## Отрывок
——————————

Да и в театрах страны перечень булгаковских постановок длинен, как никогда. В реальный репертуар вошли чуть ли не все известные произведения писателя. Не только привычные «Дни Турбиных», «Бег», «Кабала святош». Теперь это еще и (не слишком понятная, как оказалось) «Зойкина квартира», и некогда запретные «Адам и Ева», и «Полоумный Журден», и реабилитированный «Багровый остров», и многочисленные инсценировки по мотивам прозаических вещей: «Мастера и Маргариты», «Театрального романа», «Собачьего сердца».
И по-прежнему театральные люди обращаются к «Дням Турбиных».
Первая «московская» пьеса Булгакова, к началу 1980‑х театром обжита, по крупицам собран сценический опыт, хотя традиции, пожалуй, нет: через слишком разные десятилетия советской жизни она проходила, вступая всякий раз в новые отношения со зрителем.
Спектакль Н. Л. Скорика1059 «Дни Турбиных», появившийся на Малой сцене МХАТа (1982), не был обычной рабочей премьерой: выпускники Школы-студии Художественного театра отнеслись к своему участию в постановке как к художественному манифесту. Кто я, зачем пришел в театр, что хочу сказать людям – эти вопросы были главными для молодых актеров. Спектакль поразил искренностью, отсутствием сценической рутины, наигрыша.
Когда в полном мраке, в котором тонуло небольшое пространство Малой сцены МХАТа, зрители слышали первую реплику Алексея Турбина, она звучала просто, с живым «нетеатральным» чувством: «Черт! Каждую минуту тухнет» (оказывается, в не театральной, а настоящей темноте и голос звучит по-иному) – и лишь затем разгорался неяркий огонек свечи в руках Елены. Двое, застигнутые темнотой, застывали у окна, вслушиваясь в канонаду. Полуосвещенные лица их молоды. Только в эту минуту сознавалось, насколько привычным в театре стало, что Турбиным так далеко за сорок, что скоро стукнет шестьдесят. А по Булгакову решали свою судьбу те, кто по нынешним меркам – мальчишки. Вот их мысли, смятение. Неготовность к выбору – у кого-то. Но в двадцать с небольшим, не в пятьдесят. Вот их чувства – не «великие» и не «трагические». Все игралось в человеческий масштаб.

——————————

## Выдержки из записей
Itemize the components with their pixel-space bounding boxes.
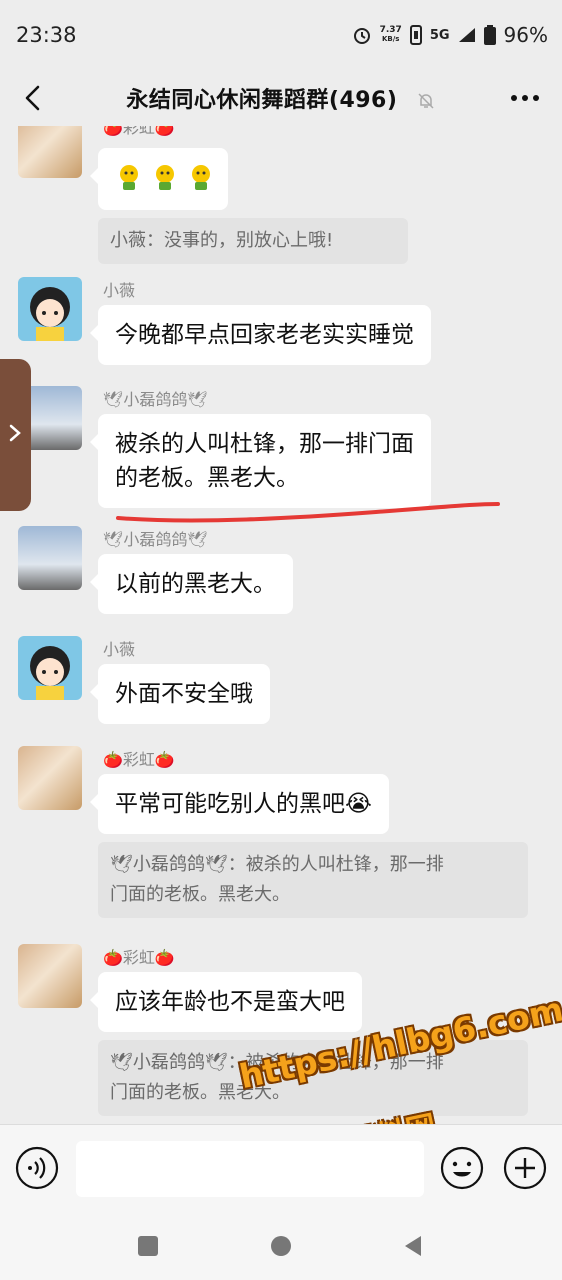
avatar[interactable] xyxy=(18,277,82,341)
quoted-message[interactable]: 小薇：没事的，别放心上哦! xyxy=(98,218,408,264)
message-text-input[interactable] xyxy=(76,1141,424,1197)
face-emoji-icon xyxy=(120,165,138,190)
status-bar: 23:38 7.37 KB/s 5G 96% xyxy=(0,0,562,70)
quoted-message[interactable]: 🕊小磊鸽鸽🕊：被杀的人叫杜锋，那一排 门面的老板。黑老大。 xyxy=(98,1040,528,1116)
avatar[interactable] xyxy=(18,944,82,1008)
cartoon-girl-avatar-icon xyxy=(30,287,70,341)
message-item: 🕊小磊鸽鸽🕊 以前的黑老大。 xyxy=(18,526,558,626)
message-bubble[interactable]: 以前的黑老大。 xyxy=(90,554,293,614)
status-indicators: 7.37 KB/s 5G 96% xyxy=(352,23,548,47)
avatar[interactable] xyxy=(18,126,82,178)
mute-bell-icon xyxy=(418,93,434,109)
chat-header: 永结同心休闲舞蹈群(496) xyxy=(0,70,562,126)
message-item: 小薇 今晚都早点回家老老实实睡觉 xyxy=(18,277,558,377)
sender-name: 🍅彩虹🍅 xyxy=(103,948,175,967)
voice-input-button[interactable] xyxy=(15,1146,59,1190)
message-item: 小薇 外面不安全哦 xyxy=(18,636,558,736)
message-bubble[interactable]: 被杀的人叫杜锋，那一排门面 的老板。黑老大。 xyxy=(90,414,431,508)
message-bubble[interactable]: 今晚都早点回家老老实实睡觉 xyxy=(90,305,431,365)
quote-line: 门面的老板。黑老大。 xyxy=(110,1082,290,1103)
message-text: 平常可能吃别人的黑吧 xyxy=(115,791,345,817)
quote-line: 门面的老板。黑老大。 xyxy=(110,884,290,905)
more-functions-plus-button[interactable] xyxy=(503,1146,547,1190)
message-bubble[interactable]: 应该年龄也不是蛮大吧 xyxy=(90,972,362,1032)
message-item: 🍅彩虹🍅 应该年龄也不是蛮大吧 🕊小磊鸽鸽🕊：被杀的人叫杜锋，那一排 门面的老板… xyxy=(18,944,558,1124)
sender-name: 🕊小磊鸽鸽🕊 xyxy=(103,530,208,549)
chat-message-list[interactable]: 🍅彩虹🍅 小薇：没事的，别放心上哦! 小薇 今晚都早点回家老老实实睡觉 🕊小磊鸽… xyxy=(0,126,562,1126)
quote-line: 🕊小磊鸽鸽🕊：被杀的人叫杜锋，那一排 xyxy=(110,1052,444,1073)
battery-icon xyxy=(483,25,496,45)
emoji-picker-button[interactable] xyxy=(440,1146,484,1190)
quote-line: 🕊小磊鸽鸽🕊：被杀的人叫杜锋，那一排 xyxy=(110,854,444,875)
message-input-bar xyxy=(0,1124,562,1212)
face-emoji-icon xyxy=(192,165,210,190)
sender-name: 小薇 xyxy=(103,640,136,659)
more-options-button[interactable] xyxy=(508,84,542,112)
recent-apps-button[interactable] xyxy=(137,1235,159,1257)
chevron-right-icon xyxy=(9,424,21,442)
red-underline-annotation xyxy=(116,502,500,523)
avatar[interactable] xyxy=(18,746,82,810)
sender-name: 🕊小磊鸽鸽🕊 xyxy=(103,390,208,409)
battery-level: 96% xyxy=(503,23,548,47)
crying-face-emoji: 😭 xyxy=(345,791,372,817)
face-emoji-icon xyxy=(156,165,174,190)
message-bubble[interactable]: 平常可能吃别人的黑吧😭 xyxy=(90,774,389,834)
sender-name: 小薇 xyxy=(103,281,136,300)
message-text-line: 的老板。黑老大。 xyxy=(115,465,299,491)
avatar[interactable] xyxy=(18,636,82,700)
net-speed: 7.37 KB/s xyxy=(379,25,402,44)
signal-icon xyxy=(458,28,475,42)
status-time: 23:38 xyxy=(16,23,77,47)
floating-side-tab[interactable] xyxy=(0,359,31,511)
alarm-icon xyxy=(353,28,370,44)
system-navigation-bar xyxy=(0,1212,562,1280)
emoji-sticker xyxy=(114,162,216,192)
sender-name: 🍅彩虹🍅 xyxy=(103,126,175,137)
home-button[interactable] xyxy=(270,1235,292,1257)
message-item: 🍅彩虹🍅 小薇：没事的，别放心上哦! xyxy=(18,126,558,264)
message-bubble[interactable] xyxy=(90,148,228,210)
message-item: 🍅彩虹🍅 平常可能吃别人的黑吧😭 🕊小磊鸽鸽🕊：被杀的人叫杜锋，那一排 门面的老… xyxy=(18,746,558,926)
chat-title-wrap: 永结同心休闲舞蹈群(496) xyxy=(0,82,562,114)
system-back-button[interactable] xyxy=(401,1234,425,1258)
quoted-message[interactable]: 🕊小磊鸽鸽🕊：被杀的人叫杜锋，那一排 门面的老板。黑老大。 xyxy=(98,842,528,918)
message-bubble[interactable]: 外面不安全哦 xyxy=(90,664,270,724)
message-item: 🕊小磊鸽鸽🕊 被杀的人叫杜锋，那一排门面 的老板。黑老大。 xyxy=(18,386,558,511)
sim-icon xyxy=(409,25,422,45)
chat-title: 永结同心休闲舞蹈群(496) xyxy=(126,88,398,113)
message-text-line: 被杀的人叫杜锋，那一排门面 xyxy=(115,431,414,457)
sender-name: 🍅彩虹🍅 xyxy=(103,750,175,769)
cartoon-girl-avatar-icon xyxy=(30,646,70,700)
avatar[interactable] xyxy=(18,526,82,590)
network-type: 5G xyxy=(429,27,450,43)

——————————

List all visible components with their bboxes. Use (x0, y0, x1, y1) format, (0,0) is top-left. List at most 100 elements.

——————————

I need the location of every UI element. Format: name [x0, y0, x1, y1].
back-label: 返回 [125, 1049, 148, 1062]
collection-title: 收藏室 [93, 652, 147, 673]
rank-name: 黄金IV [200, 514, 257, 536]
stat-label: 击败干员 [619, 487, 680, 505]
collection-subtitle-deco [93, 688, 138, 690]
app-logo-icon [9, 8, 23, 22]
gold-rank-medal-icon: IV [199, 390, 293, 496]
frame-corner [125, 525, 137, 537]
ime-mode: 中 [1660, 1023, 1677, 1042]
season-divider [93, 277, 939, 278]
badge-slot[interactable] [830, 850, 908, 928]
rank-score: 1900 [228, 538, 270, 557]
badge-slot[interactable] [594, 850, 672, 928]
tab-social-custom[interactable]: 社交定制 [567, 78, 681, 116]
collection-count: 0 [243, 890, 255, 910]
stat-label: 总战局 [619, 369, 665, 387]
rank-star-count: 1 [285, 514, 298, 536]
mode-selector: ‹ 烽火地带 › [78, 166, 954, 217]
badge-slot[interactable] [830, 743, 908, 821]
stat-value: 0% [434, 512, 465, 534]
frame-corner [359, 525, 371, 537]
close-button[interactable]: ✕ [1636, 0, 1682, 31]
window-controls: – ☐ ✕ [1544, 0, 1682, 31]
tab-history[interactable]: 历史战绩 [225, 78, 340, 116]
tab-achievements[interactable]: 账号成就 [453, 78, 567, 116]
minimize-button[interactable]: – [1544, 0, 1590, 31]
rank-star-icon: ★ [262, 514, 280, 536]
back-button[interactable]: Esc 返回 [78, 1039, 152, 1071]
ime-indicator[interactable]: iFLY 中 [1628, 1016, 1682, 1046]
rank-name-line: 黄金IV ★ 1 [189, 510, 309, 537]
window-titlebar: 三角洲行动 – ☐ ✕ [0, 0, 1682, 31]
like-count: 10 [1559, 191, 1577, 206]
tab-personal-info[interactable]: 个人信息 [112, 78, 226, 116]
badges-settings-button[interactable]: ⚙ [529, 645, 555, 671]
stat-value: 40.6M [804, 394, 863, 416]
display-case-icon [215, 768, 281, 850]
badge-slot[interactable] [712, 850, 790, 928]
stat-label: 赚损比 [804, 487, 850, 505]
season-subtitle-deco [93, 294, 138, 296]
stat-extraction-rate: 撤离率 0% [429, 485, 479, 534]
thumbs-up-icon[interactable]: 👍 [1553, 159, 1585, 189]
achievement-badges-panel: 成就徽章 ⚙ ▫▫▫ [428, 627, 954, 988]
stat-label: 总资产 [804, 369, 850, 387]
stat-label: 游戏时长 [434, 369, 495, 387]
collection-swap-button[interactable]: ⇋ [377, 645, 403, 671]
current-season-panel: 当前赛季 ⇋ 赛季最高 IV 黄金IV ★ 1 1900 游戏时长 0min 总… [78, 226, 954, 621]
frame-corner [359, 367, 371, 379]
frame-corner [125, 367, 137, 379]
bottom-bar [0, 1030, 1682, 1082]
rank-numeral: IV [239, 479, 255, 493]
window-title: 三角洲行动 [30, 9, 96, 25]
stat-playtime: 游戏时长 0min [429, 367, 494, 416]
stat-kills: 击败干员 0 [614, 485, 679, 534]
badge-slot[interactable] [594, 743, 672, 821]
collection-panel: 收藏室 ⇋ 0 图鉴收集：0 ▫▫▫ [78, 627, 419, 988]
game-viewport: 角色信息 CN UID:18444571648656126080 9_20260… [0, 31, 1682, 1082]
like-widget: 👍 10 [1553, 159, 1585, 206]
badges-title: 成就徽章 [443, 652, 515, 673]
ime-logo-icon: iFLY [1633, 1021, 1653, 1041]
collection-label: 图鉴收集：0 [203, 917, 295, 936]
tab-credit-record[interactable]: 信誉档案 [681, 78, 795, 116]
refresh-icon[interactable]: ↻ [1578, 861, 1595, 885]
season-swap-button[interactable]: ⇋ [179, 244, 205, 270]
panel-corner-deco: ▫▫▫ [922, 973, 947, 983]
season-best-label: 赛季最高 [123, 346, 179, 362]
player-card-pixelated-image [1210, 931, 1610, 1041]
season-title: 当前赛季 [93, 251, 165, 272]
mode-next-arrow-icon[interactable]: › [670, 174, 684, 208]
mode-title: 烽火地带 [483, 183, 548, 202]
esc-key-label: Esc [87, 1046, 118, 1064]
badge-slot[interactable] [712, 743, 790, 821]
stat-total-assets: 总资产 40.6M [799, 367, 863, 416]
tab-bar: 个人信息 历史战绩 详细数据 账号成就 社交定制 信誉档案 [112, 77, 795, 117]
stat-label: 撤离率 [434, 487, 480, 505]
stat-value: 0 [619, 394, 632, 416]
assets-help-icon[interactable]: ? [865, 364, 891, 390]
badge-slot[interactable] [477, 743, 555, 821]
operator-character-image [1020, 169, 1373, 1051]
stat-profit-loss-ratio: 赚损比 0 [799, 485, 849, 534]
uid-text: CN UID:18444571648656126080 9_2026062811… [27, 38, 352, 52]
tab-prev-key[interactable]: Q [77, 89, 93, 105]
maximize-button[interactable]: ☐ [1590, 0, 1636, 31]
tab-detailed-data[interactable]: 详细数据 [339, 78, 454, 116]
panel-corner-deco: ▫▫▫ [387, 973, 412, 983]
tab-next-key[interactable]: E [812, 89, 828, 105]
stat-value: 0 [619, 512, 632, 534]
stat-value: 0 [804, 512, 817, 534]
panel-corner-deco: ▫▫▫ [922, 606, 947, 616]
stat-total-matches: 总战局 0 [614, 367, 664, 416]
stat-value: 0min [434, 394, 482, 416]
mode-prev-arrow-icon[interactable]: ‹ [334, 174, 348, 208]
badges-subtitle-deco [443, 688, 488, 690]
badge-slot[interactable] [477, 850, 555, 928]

——————————

## Задание 1
Назовите все прозаические произведения, по мотивам которых, согласно отрывку, создаются инсценировки.
## Задание 2
Перепишите из отрывка дословно фрагмент от слов «Да и в театрах» до слов «отношения со зрителем.» включительно.
Записи никак не связаны с отрывком.

## Ответ 1
«Мастер и Маргарита», «Театральный роман», «Собачье сердце».

## Ответ 2
Да и в театрах страны перечень булгаковских постановок длинен, как никогда. В реальный репертуар вошли чуть ли не все известные произведения писателя. Не только привычные «Дни Турбиных», «Бег», «Кабала святош». Теперь это еще и (не слишком понятная, как оказалось) «Зойкина квартира», и некогда запретные «Адам и Ева», и «Полоумный Журден», и реабилитированный «Багровый остров», и многочисленные инсценировки по мотивам прозаических вещей: «Мастера и Маргариты», «Театрального романа», «Собачьего сердца».
И по-прежнему театральные люди обращаются к «Дням Турбиных».
Первая «московская» пьеса Булгакова, к началу 1980‑х театром обжита, по крупицам собран сценический опыт, хотя традиции, пожалуй, нет: через слишком разные десятилетия советской жизни она проходила, вступая всякий раз в новые отношения со зрителем.